Problem description: Below are records; work out how many of their lines hold the string "text" and give that number alone.
[start]
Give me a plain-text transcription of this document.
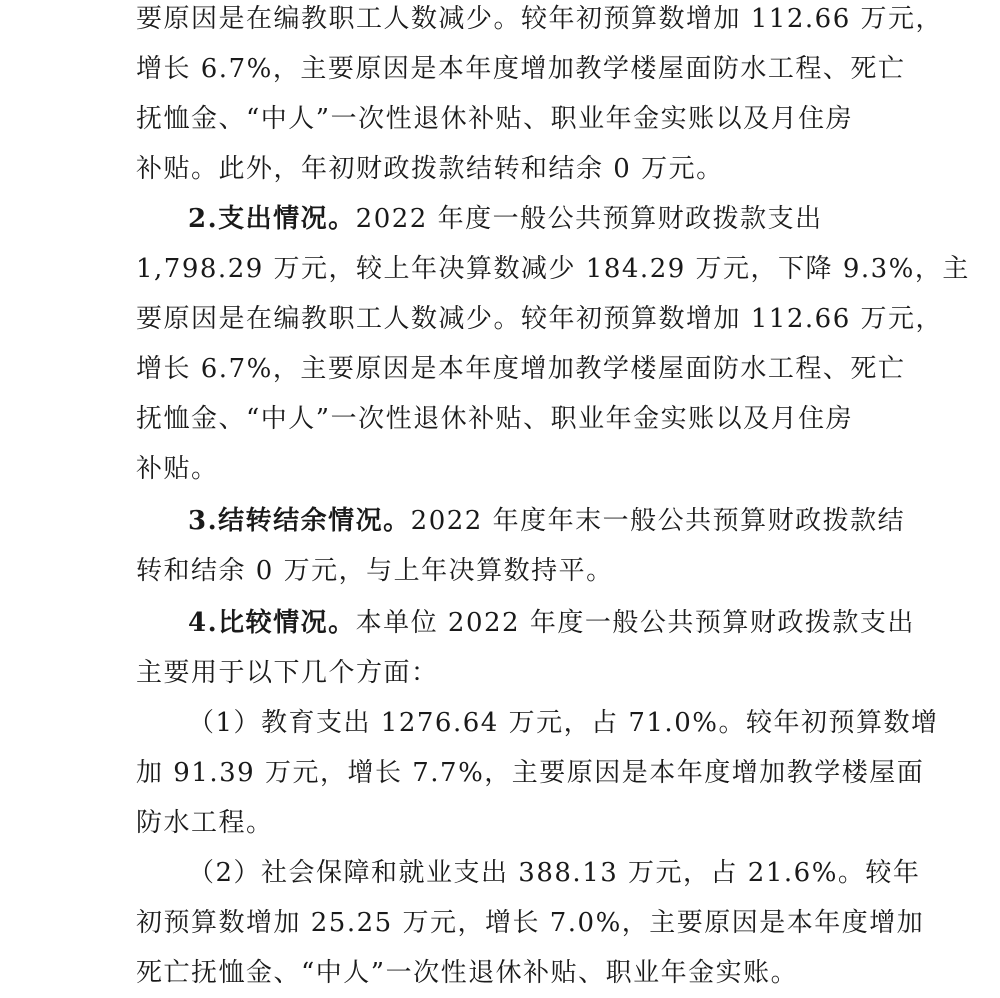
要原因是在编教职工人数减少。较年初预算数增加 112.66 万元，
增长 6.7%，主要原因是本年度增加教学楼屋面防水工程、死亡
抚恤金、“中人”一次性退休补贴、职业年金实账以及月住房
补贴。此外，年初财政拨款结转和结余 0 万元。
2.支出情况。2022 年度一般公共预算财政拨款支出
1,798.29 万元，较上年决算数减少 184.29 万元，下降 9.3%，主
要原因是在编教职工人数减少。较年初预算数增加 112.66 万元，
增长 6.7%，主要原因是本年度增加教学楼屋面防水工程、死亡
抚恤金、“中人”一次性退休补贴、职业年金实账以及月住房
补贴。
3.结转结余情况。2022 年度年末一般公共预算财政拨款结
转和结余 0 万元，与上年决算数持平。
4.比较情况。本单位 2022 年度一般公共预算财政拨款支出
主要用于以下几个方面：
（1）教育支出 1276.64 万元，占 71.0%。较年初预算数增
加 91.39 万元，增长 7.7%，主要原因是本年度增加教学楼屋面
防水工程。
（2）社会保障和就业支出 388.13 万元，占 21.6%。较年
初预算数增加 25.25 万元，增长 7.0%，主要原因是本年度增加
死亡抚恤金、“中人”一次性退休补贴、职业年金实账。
[end]
[start]
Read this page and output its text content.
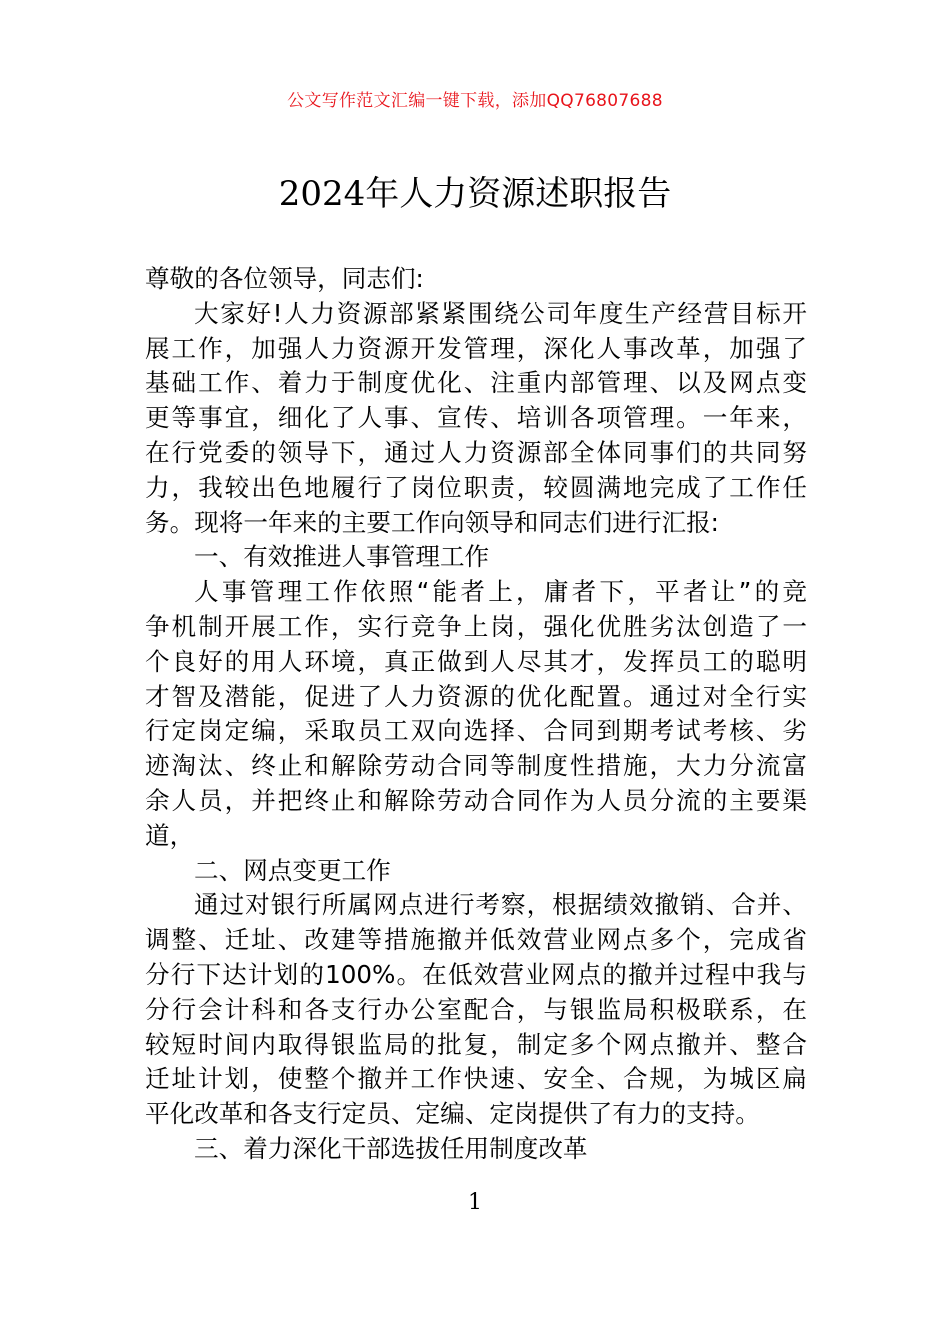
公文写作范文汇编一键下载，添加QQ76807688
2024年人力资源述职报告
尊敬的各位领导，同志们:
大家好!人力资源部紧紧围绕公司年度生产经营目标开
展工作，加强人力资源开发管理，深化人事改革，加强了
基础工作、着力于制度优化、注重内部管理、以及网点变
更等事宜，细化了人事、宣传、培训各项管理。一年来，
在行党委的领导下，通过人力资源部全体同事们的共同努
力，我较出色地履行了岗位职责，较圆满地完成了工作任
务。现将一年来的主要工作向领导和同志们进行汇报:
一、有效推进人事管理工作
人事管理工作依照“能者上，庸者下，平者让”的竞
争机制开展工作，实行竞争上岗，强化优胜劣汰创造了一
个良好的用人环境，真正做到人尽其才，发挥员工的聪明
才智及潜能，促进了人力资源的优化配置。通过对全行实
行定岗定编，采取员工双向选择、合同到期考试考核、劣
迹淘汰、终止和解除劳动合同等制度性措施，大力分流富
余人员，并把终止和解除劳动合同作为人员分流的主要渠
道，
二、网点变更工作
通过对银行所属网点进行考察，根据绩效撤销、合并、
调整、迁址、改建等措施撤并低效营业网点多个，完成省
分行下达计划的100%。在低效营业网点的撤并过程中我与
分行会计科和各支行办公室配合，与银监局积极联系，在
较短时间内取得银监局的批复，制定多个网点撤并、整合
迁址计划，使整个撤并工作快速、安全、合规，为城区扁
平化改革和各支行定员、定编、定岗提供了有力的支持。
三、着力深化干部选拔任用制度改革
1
[end]
Written response: 2